Collected data entries →
..........
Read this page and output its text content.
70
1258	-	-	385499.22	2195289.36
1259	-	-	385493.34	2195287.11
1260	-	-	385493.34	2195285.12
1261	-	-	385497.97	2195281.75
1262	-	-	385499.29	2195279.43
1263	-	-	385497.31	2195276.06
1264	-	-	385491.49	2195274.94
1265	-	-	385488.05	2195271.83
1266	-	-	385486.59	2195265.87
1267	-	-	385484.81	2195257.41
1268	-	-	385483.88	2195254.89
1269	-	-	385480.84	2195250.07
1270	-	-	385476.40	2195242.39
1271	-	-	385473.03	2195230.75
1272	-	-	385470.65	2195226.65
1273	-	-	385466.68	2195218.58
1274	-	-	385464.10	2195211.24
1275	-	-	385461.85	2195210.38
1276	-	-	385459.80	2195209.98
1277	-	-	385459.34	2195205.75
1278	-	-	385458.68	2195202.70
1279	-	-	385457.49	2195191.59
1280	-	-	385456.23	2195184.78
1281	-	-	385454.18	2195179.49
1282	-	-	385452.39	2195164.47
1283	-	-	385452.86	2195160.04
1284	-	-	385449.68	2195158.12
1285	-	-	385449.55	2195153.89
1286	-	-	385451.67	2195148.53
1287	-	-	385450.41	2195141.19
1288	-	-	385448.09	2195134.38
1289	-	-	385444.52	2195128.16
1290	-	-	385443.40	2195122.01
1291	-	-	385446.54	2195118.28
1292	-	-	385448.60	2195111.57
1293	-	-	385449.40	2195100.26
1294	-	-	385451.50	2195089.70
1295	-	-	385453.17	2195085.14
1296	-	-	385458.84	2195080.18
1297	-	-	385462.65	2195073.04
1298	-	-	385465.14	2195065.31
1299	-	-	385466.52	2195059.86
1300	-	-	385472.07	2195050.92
..........
What you are asked to do →
Output all records verbatim.

Exercise output →
Read this page and output its text content.
70
1258	-	-	385499.22	2195289.36
1259	-	-	385493.34	2195287.11
1260	-	-	385493.34	2195285.12
1261	-	-	385497.97	2195281.75
1262	-	-	385499.29	2195279.43
1263	-	-	385497.31	2195276.06
1264	-	-	385491.49	2195274.94
1265	-	-	385488.05	2195271.83
1266	-	-	385486.59	2195265.87
1267	-	-	385484.81	2195257.41
1268	-	-	385483.88	2195254.89
1269	-	-	385480.84	2195250.07
1270	-	-	385476.40	2195242.39
1271	-	-	385473.03	2195230.75
1272	-	-	385470.65	2195226.65
1273	-	-	385466.68	2195218.58
1274	-	-	385464.10	2195211.24
1275	-	-	385461.85	2195210.38
1276	-	-	385459.80	2195209.98
1277	-	-	385459.34	2195205.75
1278	-	-	385458.68	2195202.70
1279	-	-	385457.49	2195191.59
1280	-	-	385456.23	2195184.78
1281	-	-	385454.18	2195179.49
1282	-	-	385452.39	2195164.47
1283	-	-	385452.86	2195160.04
1284	-	-	385449.68	2195158.12
1285	-	-	385449.55	2195153.89
1286	-	-	385451.67	2195148.53
1287	-	-	385450.41	2195141.19
1288	-	-	385448.09	2195134.38
1289	-	-	385444.52	2195128.16
1290	-	-	385443.40	2195122.01
1291	-	-	385446.54	2195118.28
1292	-	-	385448.60	2195111.57
1293	-	-	385449.40	2195100.26
1294	-	-	385451.50	2195089.70
1295	-	-	385453.17	2195085.14
1296	-	-	385458.84	2195080.18
1297	-	-	385462.65	2195073.04
1298	-	-	385465.14	2195065.31
1299	-	-	385466.52	2195059.86
1300	-	-	385472.07	2195050.92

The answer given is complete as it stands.